=== Input material ===

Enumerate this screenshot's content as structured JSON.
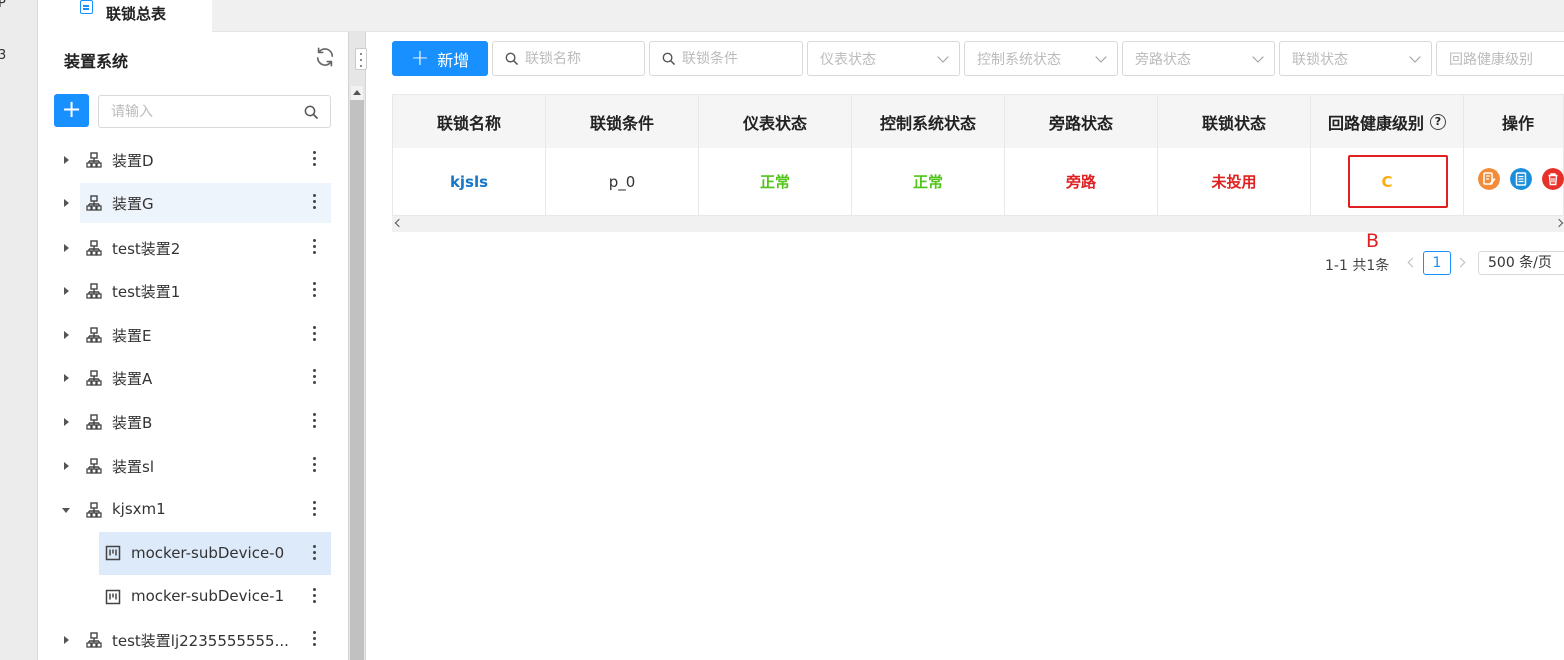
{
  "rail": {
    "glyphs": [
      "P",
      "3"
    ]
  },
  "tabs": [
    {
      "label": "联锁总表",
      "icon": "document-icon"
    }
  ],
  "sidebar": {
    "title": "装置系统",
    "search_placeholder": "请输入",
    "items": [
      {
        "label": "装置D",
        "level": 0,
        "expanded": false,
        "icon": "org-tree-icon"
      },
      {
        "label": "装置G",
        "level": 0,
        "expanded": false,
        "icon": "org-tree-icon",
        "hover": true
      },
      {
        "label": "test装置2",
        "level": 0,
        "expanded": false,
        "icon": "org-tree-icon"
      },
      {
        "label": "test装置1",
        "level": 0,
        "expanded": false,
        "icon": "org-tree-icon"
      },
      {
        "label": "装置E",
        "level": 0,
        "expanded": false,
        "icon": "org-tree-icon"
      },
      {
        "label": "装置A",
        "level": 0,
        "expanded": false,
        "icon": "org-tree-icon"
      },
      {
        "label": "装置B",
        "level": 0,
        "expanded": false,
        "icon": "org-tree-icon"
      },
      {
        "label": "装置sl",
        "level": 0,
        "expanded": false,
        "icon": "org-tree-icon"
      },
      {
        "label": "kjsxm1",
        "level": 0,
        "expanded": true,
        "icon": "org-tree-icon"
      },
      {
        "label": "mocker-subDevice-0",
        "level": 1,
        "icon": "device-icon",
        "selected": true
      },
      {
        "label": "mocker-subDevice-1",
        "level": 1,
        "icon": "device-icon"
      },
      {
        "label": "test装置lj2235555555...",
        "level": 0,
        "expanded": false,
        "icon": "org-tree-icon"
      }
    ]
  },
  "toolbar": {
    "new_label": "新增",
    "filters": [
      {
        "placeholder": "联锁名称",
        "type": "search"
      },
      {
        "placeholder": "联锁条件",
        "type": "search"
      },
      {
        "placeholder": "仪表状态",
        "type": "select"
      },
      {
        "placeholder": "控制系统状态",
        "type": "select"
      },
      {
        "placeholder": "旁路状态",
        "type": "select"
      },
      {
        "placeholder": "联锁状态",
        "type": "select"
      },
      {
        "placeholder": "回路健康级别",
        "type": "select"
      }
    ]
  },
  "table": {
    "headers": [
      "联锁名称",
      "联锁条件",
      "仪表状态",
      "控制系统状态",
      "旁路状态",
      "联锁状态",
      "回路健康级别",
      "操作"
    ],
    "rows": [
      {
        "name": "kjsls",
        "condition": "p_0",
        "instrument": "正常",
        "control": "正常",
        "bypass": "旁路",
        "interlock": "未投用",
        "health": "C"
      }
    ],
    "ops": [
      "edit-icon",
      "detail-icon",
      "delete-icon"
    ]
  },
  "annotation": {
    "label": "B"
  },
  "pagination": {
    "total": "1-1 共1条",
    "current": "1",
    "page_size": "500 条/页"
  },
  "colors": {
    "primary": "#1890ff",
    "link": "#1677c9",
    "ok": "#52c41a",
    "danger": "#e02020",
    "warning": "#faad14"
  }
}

===

:: What to work on ::
Go through the material line by line. Show each line that contains the string "subDevice".

:: Full response ::
        "label": "mocker-subDevice-0",
        "label": "mocker-subDevice-1",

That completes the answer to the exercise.